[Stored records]
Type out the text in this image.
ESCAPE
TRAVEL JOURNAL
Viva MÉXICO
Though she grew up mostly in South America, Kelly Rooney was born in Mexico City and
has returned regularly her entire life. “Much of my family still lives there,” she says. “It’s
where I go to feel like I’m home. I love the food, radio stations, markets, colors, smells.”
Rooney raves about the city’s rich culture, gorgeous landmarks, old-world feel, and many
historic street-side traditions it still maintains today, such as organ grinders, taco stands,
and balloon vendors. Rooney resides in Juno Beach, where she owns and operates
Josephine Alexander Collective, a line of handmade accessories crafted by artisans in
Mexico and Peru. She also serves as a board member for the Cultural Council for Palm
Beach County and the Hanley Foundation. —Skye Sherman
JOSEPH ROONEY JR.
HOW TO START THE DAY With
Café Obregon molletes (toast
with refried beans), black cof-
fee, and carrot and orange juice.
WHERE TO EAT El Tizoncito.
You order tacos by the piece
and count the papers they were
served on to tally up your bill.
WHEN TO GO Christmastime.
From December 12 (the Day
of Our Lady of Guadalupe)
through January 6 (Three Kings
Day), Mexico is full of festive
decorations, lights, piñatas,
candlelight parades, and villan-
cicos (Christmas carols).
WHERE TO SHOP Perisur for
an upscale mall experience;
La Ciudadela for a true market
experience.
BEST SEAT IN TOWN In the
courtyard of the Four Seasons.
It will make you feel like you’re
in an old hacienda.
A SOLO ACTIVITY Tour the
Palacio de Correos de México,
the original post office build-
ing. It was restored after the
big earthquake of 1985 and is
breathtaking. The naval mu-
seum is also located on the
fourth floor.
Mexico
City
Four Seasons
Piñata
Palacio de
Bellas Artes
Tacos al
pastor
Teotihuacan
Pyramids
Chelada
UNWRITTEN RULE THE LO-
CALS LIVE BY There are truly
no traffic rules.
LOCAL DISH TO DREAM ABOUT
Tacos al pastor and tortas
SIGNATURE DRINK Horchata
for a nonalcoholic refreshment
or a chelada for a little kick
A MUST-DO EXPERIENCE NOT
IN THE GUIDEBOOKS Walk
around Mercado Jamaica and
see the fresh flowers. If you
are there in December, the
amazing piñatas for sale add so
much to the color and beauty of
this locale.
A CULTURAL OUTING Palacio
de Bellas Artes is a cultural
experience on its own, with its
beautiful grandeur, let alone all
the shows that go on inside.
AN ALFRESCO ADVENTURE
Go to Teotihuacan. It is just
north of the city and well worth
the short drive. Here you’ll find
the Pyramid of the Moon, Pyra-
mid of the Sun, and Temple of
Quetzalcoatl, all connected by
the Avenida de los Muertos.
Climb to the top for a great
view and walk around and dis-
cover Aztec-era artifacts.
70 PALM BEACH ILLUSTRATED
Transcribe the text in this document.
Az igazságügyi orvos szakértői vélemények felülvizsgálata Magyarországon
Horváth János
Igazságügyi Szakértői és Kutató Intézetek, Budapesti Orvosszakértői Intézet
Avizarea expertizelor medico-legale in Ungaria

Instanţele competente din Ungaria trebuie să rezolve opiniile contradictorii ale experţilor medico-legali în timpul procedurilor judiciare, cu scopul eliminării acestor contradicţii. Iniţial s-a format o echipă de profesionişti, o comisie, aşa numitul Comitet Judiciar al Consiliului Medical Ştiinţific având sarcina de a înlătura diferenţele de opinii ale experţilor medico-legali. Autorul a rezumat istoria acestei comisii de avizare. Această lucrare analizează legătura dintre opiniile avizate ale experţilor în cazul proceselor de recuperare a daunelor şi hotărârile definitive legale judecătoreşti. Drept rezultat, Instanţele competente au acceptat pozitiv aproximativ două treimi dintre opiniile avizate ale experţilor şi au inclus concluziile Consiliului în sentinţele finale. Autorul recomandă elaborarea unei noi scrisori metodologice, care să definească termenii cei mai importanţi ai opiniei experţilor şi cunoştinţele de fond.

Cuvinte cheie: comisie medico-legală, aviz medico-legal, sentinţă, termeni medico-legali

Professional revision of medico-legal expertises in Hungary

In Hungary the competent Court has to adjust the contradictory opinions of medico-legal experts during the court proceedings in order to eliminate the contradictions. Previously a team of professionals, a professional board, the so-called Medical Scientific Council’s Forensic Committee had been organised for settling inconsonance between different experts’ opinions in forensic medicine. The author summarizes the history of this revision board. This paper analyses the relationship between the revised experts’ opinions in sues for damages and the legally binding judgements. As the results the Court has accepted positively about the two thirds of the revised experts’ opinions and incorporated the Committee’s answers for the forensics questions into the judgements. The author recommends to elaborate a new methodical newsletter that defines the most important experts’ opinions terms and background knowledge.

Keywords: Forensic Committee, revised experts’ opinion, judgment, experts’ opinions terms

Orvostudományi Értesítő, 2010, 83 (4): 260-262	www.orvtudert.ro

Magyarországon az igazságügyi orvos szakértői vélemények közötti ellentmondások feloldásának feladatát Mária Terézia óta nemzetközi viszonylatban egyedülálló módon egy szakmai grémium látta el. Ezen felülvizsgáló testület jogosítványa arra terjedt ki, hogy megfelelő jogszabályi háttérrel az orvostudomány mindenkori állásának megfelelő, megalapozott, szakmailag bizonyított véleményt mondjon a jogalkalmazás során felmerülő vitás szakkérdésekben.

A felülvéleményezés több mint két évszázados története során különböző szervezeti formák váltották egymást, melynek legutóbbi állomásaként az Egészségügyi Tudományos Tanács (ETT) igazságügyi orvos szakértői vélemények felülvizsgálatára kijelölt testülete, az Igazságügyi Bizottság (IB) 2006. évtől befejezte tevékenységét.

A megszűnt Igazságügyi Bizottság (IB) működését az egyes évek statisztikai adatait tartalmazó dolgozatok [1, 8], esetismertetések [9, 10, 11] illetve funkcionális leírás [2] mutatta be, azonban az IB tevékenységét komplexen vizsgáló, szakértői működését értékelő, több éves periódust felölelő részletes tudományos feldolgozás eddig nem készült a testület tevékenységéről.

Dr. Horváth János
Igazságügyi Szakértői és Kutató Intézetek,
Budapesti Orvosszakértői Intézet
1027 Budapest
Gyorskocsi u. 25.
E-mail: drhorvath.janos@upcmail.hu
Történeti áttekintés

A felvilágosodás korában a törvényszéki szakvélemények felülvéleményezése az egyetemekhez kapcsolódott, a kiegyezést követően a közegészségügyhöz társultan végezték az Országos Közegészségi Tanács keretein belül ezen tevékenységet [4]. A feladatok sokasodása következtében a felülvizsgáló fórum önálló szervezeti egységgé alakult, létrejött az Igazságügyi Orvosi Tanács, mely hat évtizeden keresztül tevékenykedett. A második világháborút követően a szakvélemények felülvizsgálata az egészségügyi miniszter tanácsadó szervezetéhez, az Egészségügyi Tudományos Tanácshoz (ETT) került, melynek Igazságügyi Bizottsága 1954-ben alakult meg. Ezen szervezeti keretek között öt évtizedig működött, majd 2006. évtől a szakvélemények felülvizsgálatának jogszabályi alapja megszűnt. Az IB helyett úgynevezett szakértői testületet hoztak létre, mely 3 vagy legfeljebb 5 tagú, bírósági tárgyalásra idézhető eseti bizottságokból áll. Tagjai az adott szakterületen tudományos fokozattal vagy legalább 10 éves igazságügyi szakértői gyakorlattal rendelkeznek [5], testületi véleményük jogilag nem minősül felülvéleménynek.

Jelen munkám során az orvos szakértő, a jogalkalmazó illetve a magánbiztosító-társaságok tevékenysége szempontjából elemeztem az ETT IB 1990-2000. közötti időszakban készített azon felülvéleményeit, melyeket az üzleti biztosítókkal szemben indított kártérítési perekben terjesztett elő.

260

[Stated task] Scan the material for lines with the word "that", and copy each line you find.

[The response]
the shows that go on inside.
In Hungary the competent Court has to adjust the contradictory opinions of medico-legal experts during the court proceedings in order to eliminate the contradictions. Previously a team of professionals, a professional board, the so-called Medical Scientific Council’s Forensic Committee had been organised for settling inconsonance between different experts’ opinions in forensic medicine. The author summarizes the history of this revision board. This paper analyses the relationship between the revised experts’ opinions in sues for damages and the legally binding judgements. As the results the Court has accepted positively about the two thirds of the revised experts’ opinions and incorporated the Committee’s answers for the forensics questions into the judgements. The author recommends to elaborate a new methodical newsletter that defines the most important experts’ opinions terms and background knowledge.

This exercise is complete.